EXERCISE INSTRUCTIONS –
Output all lines exactly, with nothing added or dropped.

Part of a data file:
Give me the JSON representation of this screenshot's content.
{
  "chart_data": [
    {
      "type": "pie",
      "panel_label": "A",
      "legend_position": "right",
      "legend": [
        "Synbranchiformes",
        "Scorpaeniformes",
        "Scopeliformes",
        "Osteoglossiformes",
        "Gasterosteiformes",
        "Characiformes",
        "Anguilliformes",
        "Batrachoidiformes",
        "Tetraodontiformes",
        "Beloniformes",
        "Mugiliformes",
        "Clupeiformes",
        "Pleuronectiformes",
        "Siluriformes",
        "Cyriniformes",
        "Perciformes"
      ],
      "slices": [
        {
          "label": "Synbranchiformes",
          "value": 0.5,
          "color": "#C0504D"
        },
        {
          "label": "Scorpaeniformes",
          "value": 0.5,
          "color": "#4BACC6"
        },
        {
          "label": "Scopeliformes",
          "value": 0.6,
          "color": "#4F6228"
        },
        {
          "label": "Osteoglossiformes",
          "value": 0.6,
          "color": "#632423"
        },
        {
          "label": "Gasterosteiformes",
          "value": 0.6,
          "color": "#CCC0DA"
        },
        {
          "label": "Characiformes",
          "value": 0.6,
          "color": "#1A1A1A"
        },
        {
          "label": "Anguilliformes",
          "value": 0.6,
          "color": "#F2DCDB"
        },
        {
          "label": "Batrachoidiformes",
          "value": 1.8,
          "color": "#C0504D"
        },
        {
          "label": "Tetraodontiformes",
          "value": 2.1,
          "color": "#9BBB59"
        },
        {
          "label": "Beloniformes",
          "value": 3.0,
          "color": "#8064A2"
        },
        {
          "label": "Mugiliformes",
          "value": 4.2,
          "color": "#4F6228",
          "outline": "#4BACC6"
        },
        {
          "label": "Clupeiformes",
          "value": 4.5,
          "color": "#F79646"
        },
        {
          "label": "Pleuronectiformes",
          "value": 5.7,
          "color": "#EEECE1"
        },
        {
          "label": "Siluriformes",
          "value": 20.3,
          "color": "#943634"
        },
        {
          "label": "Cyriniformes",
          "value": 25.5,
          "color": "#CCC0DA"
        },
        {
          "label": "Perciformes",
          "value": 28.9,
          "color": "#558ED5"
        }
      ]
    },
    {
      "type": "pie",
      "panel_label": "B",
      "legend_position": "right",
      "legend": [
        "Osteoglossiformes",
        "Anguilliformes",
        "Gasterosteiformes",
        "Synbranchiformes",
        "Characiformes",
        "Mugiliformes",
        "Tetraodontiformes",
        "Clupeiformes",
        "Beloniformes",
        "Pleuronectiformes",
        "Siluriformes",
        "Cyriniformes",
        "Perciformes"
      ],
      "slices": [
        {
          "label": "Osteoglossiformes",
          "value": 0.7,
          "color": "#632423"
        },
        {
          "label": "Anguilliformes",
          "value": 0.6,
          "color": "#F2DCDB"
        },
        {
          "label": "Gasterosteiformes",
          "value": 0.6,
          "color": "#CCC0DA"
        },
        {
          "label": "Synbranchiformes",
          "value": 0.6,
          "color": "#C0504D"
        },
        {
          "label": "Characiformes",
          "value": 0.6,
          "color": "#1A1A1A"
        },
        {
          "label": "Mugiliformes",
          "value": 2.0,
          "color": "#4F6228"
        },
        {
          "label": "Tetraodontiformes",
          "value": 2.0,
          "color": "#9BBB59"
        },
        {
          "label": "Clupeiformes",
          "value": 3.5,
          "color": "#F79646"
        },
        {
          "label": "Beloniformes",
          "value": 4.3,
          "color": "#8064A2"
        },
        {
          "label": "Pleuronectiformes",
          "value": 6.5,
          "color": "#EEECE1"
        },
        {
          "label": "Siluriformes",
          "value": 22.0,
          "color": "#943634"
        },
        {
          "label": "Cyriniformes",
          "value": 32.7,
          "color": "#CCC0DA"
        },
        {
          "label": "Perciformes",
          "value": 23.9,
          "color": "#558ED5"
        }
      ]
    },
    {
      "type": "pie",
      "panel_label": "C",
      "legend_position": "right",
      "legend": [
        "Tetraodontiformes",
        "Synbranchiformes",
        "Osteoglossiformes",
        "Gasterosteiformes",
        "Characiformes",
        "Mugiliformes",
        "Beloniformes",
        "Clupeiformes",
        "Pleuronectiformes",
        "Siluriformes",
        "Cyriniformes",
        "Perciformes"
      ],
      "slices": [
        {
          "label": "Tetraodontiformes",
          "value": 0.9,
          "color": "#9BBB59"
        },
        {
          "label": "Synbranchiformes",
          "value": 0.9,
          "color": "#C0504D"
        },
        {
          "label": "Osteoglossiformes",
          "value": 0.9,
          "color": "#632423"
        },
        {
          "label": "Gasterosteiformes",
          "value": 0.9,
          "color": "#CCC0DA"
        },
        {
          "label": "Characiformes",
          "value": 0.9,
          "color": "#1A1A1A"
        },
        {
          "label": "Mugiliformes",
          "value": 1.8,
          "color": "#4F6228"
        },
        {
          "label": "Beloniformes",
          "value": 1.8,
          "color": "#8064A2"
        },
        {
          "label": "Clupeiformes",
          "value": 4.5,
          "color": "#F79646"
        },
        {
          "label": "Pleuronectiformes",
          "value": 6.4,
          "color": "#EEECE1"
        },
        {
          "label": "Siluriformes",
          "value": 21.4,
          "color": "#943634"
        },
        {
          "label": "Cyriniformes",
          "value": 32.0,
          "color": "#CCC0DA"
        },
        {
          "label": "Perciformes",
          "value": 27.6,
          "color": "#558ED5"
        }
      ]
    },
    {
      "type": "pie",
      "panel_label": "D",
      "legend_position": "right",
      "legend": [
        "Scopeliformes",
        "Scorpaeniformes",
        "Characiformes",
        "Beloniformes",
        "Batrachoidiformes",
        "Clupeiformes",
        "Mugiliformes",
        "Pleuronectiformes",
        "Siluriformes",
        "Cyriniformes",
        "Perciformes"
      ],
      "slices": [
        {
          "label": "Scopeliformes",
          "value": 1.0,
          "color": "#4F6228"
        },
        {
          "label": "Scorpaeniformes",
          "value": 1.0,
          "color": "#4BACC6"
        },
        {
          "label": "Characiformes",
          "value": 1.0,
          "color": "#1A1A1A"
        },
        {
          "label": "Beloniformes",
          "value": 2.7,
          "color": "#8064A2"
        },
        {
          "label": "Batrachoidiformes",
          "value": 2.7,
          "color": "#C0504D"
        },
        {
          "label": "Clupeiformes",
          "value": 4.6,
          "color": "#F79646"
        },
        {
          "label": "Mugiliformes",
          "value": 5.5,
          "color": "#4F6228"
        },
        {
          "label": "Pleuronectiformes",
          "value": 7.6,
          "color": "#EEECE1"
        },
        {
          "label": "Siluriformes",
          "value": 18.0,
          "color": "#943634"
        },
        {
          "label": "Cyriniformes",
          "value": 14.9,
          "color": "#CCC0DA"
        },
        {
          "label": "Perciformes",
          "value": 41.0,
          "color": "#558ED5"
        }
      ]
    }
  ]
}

RESULT FOR THIS TASK –
Give me the JSON representation of this screenshot's content.
{
  "chart_data": [
    {
      "type": "pie",
      "panel_label": "A",
      "legend_position": "right",
      "legend": [
        "Synbranchiformes",
        "Scorpaeniformes",
        "Scopeliformes",
        "Osteoglossiformes",
        "Gasterosteiformes",
        "Characiformes",
        "Anguilliformes",
        "Batrachoidiformes",
        "Tetraodontiformes",
        "Beloniformes",
        "Mugiliformes",
        "Clupeiformes",
        "Pleuronectiformes",
        "Siluriformes",
        "Cyriniformes",
        "Perciformes"
      ],
      "slices": [
        {
          "label": "Synbranchiformes",
          "value": 0.5,
          "color": "#C0504D"
        },
        {
          "label": "Scorpaeniformes",
          "value": 0.5,
          "color": "#4BACC6"
        },
        {
          "label": "Scopeliformes",
          "value": 0.6,
          "color": "#4F6228"
        },
        {
          "label": "Osteoglossiformes",
          "value": 0.6,
          "color": "#632423"
        },
        {
          "label": "Gasterosteiformes",
          "value": 0.6,
          "color": "#CCC0DA"
        },
        {
          "label": "Characiformes",
          "value": 0.6,
          "color": "#1A1A1A"
        },
        {
          "label": "Anguilliformes",
          "value": 0.6,
          "color": "#F2DCDB"
        },
        {
          "label": "Batrachoidiformes",
          "value": 1.8,
          "color": "#C0504D"
        },
        {
          "label": "Tetraodontiformes",
          "value": 2.1,
          "color": "#9BBB59"
        },
        {
          "label": "Beloniformes",
          "value": 3.0,
          "color": "#8064A2"
        },
        {
          "label": "Mugiliformes",
          "value": 4.2,
          "color": "#4F6228",
          "outline": "#4BACC6"
        },
        {
          "label": "Clupeiformes",
          "value": 4.5,
          "color": "#F79646"
        },
        {
          "label": "Pleuronectiformes",
          "value": 5.7,
          "color": "#EEECE1"
        },
        {
          "label": "Siluriformes",
          "value": 20.3,
          "color": "#943634"
        },
        {
          "label": "Cyriniformes",
          "value": 25.5,
          "color": "#CCC0DA"
        },
        {
          "label": "Perciformes",
          "value": 28.9,
          "color": "#558ED5"
        }
      ]
    },
    {
      "type": "pie",
      "panel_label": "B",
      "legend_position": "right",
      "legend": [
        "Osteoglossiformes",
        "Anguilliformes",
        "Gasterosteiformes",
        "Synbranchiformes",
        "Characiformes",
        "Mugiliformes",
        "Tetraodontiformes",
        "Clupeiformes",
        "Beloniformes",
        "Pleuronectiformes",
        "Siluriformes",
        "Cyriniformes",
        "Perciformes"
      ],
      "slices": [
        {
          "label": "Osteoglossiformes",
          "value": 0.7,
          "color": "#632423"
        },
        {
          "label": "Anguilliformes",
          "value": 0.6,
          "color": "#F2DCDB"
        },
        {
          "label": "Gasterosteiformes",
          "value": 0.6,
          "color": "#CCC0DA"
        },
        {
          "label": "Synbranchiformes",
          "value": 0.6,
          "color": "#C0504D"
        },
        {
          "label": "Characiformes",
          "value": 0.6,
          "color": "#1A1A1A"
        },
        {
          "label": "Mugiliformes",
          "value": 2.0,
          "color": "#4F6228"
        },
        {
          "label": "Tetraodontiformes",
          "value": 2.0,
          "color": "#9BBB59"
        },
        {
          "label": "Clupeiformes",
          "value": 3.5,
          "color": "#F79646"
        },
        {
          "label": "Beloniformes",
          "value": 4.3,
          "color": "#8064A2"
        },
        {
          "label": "Pleuronectiformes",
          "value": 6.5,
          "color": "#EEECE1"
        },
        {
          "label": "Siluriformes",
          "value": 22.0,
          "color": "#943634"
        },
        {
          "label": "Cyriniformes",
          "value": 32.7,
          "color": "#CCC0DA"
        },
        {
          "label": "Perciformes",
          "value": 23.9,
          "color": "#558ED5"
        }
      ]
    },
    {
      "type": "pie",
      "panel_label": "C",
      "legend_position": "right",
      "legend": [
        "Tetraodontiformes",
        "Synbranchiformes",
        "Osteoglossiformes",
        "Gasterosteiformes",
        "Characiformes",
        "Mugiliformes",
        "Beloniformes",
        "Clupeiformes",
        "Pleuronectiformes",
        "Siluriformes",
        "Cyriniformes",
        "Perciformes"
      ],
      "slices": [
        {
          "label": "Tetraodontiformes",
          "value": 0.9,
          "color": "#9BBB59"
        },
        {
          "label": "Synbranchiformes",
          "value": 0.9,
          "color": "#C0504D"
        },
        {
          "label": "Osteoglossiformes",
          "value": 0.9,
          "color": "#632423"
        },
        {
          "label": "Gasterosteiformes",
          "value": 0.9,
          "color": "#CCC0DA"
        },
        {
          "label": "Characiformes",
          "value": 0.9,
          "color": "#1A1A1A"
        },
        {
          "label": "Mugiliformes",
          "value": 1.8,
          "color": "#4F6228"
        },
        {
          "label": "Beloniformes",
          "value": 1.8,
          "color": "#8064A2"
        },
        {
          "label": "Clupeiformes",
          "value": 4.5,
          "color": "#F79646"
        },
        {
          "label": "Pleuronectiformes",
          "value": 6.4,
          "color": "#EEECE1"
        },
        {
          "label": "Siluriformes",
          "value": 21.4,
          "color": "#943634"
        },
        {
          "label": "Cyriniformes",
          "value": 32.0,
          "color": "#CCC0DA"
        },
        {
          "label": "Perciformes",
          "value": 27.6,
          "color": "#558ED5"
        }
      ]
    },
    {
      "type": "pie",
      "panel_label": "D",
      "legend_position": "right",
      "legend": [
        "Scopeliformes",
        "Scorpaeniformes",
        "Characiformes",
        "Beloniformes",
        "Batrachoidiformes",
        "Clupeiformes",
        "Mugiliformes",
        "Pleuronectiformes",
        "Siluriformes",
        "Cyriniformes",
        "Perciformes"
      ],
      "slices": [
        {
          "label": "Scopeliformes",
          "value": 1.0,
          "color": "#4F6228"
        },
        {
          "label": "Scorpaeniformes",
          "value": 1.0,
          "color": "#4BACC6"
        },
        {
          "label": "Characiformes",
          "value": 1.0,
          "color": "#1A1A1A"
        },
        {
          "label": "Beloniformes",
          "value": 2.7,
          "color": "#8064A2"
        },
        {
          "label": "Batrachoidiformes",
          "value": 2.7,
          "color": "#C0504D"
        },
        {
          "label": "Clupeiformes",
          "value": 4.6,
          "color": "#F79646"
        },
        {
          "label": "Mugiliformes",
          "value": 5.5,
          "color": "#4F6228"
        },
        {
          "label": "Pleuronectiformes",
          "value": 7.6,
          "color": "#EEECE1"
        },
        {
          "label": "Siluriformes",
          "value": 18.0,
          "color": "#943634"
        },
        {
          "label": "Cyriniformes",
          "value": 14.9,
          "color": "#CCC0DA"
        },
        {
          "label": "Perciformes",
          "value": 41.0,
          "color": "#558ED5"
        }
      ]
    }
  ]
}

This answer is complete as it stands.